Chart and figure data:
################

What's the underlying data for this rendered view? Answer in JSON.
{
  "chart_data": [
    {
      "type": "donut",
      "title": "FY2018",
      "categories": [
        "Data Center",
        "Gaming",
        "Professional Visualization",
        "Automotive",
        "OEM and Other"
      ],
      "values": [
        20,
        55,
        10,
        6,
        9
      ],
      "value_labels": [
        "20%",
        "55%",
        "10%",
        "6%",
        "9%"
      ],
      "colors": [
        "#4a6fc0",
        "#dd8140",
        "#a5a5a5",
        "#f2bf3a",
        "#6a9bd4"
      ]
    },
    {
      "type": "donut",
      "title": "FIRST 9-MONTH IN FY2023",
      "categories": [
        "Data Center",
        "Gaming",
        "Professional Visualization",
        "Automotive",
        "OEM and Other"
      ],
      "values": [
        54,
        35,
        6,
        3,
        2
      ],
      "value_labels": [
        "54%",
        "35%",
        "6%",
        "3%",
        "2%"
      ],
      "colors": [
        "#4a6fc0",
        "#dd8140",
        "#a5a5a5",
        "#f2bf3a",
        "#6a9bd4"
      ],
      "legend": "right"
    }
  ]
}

################

Work to complete:
Repeat the entries shown above, every one, word for word.

Solution to the exercise:
What's the underlying data for this rendered view? Answer in JSON.
{
  "chart_data": [
    {
      "type": "donut",
      "title": "FY2018",
      "categories": [
        "Data Center",
        "Gaming",
        "Professional Visualization",
        "Automotive",
        "OEM and Other"
      ],
      "values": [
        20,
        55,
        10,
        6,
        9
      ],
      "value_labels": [
        "20%",
        "55%",
        "10%",
        "6%",
        "9%"
      ],
      "colors": [
        "#4a6fc0",
        "#dd8140",
        "#a5a5a5",
        "#f2bf3a",
        "#6a9bd4"
      ]
    },
    {
      "type": "donut",
      "title": "FIRST 9-MONTH IN FY2023",
      "categories": [
        "Data Center",
        "Gaming",
        "Professional Visualization",
        "Automotive",
        "OEM and Other"
      ],
      "values": [
        54,
        35,
        6,
        3,
        2
      ],
      "value_labels": [
        "54%",
        "35%",
        "6%",
        "3%",
        "2%"
      ],
      "colors": [
        "#4a6fc0",
        "#dd8140",
        "#a5a5a5",
        "#f2bf3a",
        "#6a9bd4"
      ],
      "legend": "right"
    }
  ]
}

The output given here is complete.